## What the exercise asks
Report the count of lines that carry the string "xlabel", and add nothing.

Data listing
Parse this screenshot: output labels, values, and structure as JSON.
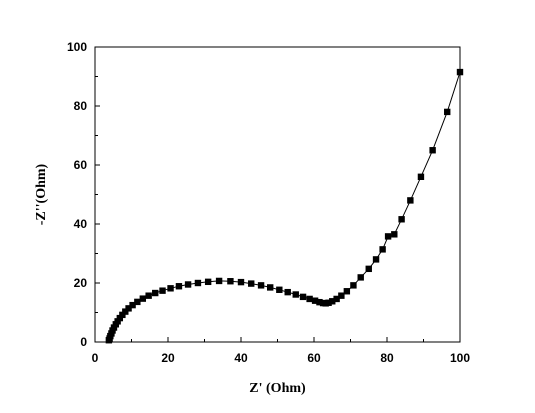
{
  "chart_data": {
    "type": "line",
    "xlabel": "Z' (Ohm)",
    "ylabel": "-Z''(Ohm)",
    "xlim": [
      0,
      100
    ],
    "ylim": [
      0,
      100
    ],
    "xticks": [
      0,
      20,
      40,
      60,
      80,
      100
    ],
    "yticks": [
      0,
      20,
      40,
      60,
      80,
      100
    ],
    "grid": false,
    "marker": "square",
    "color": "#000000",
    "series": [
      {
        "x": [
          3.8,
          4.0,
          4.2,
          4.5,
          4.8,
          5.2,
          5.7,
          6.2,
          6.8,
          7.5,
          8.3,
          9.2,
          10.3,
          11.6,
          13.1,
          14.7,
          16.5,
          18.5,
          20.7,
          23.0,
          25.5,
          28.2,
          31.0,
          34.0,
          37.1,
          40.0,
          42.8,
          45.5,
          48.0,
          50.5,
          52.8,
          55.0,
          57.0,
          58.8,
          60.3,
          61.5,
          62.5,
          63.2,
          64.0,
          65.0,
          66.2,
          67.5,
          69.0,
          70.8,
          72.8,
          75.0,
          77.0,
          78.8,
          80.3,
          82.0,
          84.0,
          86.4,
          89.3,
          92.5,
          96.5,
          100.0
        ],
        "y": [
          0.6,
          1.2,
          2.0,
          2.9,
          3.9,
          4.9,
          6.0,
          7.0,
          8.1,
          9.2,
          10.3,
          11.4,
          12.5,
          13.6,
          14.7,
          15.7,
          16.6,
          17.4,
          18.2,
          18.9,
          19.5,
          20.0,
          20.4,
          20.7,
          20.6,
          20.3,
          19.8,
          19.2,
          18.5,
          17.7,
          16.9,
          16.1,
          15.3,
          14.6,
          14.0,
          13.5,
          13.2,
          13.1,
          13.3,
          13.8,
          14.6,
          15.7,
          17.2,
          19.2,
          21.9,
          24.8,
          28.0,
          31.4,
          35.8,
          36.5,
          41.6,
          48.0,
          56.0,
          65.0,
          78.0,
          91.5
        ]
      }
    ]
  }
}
---
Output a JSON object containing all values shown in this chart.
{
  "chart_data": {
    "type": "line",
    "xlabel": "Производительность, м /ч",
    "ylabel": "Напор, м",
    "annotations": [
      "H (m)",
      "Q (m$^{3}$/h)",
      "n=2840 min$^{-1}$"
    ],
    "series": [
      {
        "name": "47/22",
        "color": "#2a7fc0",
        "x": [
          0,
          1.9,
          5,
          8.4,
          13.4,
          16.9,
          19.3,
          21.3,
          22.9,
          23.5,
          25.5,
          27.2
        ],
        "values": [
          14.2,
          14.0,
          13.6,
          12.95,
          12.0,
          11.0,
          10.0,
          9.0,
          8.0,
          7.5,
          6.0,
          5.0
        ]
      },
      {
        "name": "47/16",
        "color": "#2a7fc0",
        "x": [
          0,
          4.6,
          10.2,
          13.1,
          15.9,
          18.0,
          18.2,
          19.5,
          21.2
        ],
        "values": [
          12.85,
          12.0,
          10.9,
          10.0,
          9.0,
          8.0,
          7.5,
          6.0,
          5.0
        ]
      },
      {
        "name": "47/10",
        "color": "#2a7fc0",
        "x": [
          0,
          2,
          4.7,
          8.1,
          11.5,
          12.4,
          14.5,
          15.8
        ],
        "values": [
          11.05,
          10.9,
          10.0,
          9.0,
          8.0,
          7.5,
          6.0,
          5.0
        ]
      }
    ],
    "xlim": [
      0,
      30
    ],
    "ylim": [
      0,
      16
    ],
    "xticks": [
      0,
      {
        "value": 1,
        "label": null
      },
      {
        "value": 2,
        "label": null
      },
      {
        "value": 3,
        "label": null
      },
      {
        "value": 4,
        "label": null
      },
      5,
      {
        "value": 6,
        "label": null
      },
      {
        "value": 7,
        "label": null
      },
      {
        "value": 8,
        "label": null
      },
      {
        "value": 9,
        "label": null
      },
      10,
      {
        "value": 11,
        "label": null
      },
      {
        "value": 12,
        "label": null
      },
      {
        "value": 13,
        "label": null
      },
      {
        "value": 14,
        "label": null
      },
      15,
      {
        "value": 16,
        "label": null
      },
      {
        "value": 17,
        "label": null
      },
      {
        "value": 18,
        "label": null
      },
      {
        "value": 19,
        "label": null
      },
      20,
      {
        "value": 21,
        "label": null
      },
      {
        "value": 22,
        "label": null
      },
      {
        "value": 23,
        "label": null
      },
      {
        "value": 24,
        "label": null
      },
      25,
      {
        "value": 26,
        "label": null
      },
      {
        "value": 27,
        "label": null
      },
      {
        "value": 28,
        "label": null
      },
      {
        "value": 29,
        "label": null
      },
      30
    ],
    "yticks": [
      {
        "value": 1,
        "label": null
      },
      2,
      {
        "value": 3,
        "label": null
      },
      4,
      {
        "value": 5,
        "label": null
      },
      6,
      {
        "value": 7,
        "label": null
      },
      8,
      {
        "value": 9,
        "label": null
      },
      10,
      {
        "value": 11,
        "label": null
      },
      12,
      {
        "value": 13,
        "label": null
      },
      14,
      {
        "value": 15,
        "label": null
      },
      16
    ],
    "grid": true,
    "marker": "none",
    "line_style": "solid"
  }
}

## The completed task
2